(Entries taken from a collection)
* * * * * * *
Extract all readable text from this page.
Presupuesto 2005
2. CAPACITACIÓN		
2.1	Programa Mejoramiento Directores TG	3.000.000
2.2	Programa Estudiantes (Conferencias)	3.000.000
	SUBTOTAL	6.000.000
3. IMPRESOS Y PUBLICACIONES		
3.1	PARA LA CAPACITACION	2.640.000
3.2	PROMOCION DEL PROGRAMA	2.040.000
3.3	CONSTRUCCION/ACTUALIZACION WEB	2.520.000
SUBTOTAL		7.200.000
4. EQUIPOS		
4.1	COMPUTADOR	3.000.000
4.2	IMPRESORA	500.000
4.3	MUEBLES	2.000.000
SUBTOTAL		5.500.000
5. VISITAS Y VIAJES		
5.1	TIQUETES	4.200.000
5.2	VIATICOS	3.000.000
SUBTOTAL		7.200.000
* * * * * * *
▶ _Problem details_: Which lines hold the word "SUBTOTAL"? Show each one.

▶ _Reply_:
	SUBTOTAL	6.000.000
SUBTOTAL		7.200.000
SUBTOTAL		5.500.000
SUBTOTAL		7.200.000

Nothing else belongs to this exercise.